▶ **INSTRUCTION**: Print out the entries below with no edits.

▶ **DATA SHOWN**:
────────

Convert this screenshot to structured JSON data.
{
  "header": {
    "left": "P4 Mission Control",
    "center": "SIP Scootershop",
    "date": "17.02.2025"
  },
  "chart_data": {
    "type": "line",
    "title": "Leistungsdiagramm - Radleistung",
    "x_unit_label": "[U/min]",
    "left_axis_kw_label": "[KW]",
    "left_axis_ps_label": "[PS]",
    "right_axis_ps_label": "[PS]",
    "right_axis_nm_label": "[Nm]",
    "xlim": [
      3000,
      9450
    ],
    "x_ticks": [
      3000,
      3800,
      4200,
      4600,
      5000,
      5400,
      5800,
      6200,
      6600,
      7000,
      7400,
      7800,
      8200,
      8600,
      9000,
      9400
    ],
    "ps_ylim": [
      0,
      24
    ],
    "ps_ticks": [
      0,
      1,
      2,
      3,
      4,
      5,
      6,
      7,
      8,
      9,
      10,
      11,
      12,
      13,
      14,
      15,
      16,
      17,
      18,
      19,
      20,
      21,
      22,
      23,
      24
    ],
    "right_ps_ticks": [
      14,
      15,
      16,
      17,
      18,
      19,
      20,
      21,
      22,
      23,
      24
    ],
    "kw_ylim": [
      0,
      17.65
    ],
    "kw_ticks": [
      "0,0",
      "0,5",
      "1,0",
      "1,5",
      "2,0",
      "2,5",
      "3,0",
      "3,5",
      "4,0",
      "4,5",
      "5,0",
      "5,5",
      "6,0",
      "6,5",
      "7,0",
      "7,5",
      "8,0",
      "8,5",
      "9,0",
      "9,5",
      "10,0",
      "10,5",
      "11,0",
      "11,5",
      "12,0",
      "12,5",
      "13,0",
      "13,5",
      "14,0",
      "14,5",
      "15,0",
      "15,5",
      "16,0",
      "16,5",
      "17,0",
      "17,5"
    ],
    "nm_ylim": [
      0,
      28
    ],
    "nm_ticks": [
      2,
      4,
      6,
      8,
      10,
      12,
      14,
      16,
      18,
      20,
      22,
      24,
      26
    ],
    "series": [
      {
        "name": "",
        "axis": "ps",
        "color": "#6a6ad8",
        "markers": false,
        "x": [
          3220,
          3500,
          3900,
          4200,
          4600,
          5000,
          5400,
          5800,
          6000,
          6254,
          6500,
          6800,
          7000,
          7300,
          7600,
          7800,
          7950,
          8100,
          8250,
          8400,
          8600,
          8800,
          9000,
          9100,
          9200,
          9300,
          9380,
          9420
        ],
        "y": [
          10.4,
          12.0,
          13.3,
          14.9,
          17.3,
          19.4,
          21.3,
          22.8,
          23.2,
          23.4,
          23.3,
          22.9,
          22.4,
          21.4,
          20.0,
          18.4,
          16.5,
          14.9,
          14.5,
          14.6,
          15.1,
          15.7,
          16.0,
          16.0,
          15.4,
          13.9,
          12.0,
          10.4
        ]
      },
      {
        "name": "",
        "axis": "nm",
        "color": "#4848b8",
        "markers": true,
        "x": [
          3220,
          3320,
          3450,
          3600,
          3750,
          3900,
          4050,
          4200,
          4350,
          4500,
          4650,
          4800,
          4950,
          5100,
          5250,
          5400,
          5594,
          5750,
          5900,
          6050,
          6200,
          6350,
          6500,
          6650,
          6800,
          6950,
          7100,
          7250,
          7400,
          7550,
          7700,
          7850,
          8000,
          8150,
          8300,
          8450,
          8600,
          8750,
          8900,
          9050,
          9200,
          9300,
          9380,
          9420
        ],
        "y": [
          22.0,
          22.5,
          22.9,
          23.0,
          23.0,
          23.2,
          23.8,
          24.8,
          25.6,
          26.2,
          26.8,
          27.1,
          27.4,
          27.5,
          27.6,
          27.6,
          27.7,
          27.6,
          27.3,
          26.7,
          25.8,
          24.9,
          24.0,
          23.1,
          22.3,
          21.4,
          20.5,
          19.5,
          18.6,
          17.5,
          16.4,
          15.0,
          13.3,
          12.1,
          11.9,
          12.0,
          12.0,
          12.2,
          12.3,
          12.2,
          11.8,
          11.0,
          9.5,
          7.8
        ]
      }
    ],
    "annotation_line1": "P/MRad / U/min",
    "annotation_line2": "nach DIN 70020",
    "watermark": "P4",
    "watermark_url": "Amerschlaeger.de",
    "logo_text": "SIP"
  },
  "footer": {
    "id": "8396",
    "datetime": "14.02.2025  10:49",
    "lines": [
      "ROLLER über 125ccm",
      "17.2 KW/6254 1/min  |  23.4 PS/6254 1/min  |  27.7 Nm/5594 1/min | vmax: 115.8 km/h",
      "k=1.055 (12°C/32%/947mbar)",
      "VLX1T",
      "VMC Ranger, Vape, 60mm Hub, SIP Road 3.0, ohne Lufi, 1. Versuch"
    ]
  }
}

────────

▶ **FINISHED TASK**:
Convert this screenshot to structured JSON data.
{
  "header": {
    "left": "P4 Mission Control",
    "center": "SIP Scootershop",
    "date": "17.02.2025"
  },
  "chart_data": {
    "type": "line",
    "title": "Leistungsdiagramm - Radleistung",
    "x_unit_label": "[U/min]",
    "left_axis_kw_label": "[KW]",
    "left_axis_ps_label": "[PS]",
    "right_axis_ps_label": "[PS]",
    "right_axis_nm_label": "[Nm]",
    "xlim": [
      3000,
      9450
    ],
    "x_ticks": [
      3000,
      3800,
      4200,
      4600,
      5000,
      5400,
      5800,
      6200,
      6600,
      7000,
      7400,
      7800,
      8200,
      8600,
      9000,
      9400
    ],
    "ps_ylim": [
      0,
      24
    ],
    "ps_ticks": [
      0,
      1,
      2,
      3,
      4,
      5,
      6,
      7,
      8,
      9,
      10,
      11,
      12,
      13,
      14,
      15,
      16,
      17,
      18,
      19,
      20,
      21,
      22,
      23,
      24
    ],
    "right_ps_ticks": [
      14,
      15,
      16,
      17,
      18,
      19,
      20,
      21,
      22,
      23,
      24
    ],
    "kw_ylim": [
      0,
      17.65
    ],
    "kw_ticks": [
      "0,0",
      "0,5",
      "1,0",
      "1,5",
      "2,0",
      "2,5",
      "3,0",
      "3,5",
      "4,0",
      "4,5",
      "5,0",
      "5,5",
      "6,0",
      "6,5",
      "7,0",
      "7,5",
      "8,0",
      "8,5",
      "9,0",
      "9,5",
      "10,0",
      "10,5",
      "11,0",
      "11,5",
      "12,0",
      "12,5",
      "13,0",
      "13,5",
      "14,0",
      "14,5",
      "15,0",
      "15,5",
      "16,0",
      "16,5",
      "17,0",
      "17,5"
    ],
    "nm_ylim": [
      0,
      28
    ],
    "nm_ticks": [
      2,
      4,
      6,
      8,
      10,
      12,
      14,
      16,
      18,
      20,
      22,
      24,
      26
    ],
    "series": [
      {
        "name": "",
        "axis": "ps",
        "color": "#6a6ad8",
        "markers": false,
        "x": [
          3220,
          3500,
          3900,
          4200,
          4600,
          5000,
          5400,
          5800,
          6000,
          6254,
          6500,
          6800,
          7000,
          7300,
          7600,
          7800,
          7950,
          8100,
          8250,
          8400,
          8600,
          8800,
          9000,
          9100,
          9200,
          9300,
          9380,
          9420
        ],
        "y": [
          10.4,
          12.0,
          13.3,
          14.9,
          17.3,
          19.4,
          21.3,
          22.8,
          23.2,
          23.4,
          23.3,
          22.9,
          22.4,
          21.4,
          20.0,
          18.4,
          16.5,
          14.9,
          14.5,
          14.6,
          15.1,
          15.7,
          16.0,
          16.0,
          15.4,
          13.9,
          12.0,
          10.4
        ]
      },
      {
        "name": "",
        "axis": "nm",
        "color": "#4848b8",
        "markers": true,
        "x": [
          3220,
          3320,
          3450,
          3600,
          3750,
          3900,
          4050,
          4200,
          4350,
          4500,
          4650,
          4800,
          4950,
          5100,
          5250,
          5400,
          5594,
          5750,
          5900,
          6050,
          6200,
          6350,
          6500,
          6650,
          6800,
          6950,
          7100,
          7250,
          7400,
          7550,
          7700,
          7850,
          8000,
          8150,
          8300,
          8450,
          8600,
          8750,
          8900,
          9050,
          9200,
          9300,
          9380,
          9420
        ],
        "y": [
          22.0,
          22.5,
          22.9,
          23.0,
          23.0,
          23.2,
          23.8,
          24.8,
          25.6,
          26.2,
          26.8,
          27.1,
          27.4,
          27.5,
          27.6,
          27.6,
          27.7,
          27.6,
          27.3,
          26.7,
          25.8,
          24.9,
          24.0,
          23.1,
          22.3,
          21.4,
          20.5,
          19.5,
          18.6,
          17.5,
          16.4,
          15.0,
          13.3,
          12.1,
          11.9,
          12.0,
          12.0,
          12.2,
          12.3,
          12.2,
          11.8,
          11.0,
          9.5,
          7.8
        ]
      }
    ],
    "annotation_line1": "P/MRad / U/min",
    "annotation_line2": "nach DIN 70020",
    "watermark": "P4",
    "watermark_url": "Amerschlaeger.de",
    "logo_text": "SIP"
  },
  "footer": {
    "id": "8396",
    "datetime": "14.02.2025  10:49",
    "lines": [
      "ROLLER über 125ccm",
      "17.2 KW/6254 1/min  |  23.4 PS/6254 1/min  |  27.7 Nm/5594 1/min | vmax: 115.8 km/h",
      "k=1.055 (12°C/32%/947mbar)",
      "VLX1T",
      "VMC Ranger, Vape, 60mm Hub, SIP Road 3.0, ohne Lufi, 1. Versuch"
    ]
  }
}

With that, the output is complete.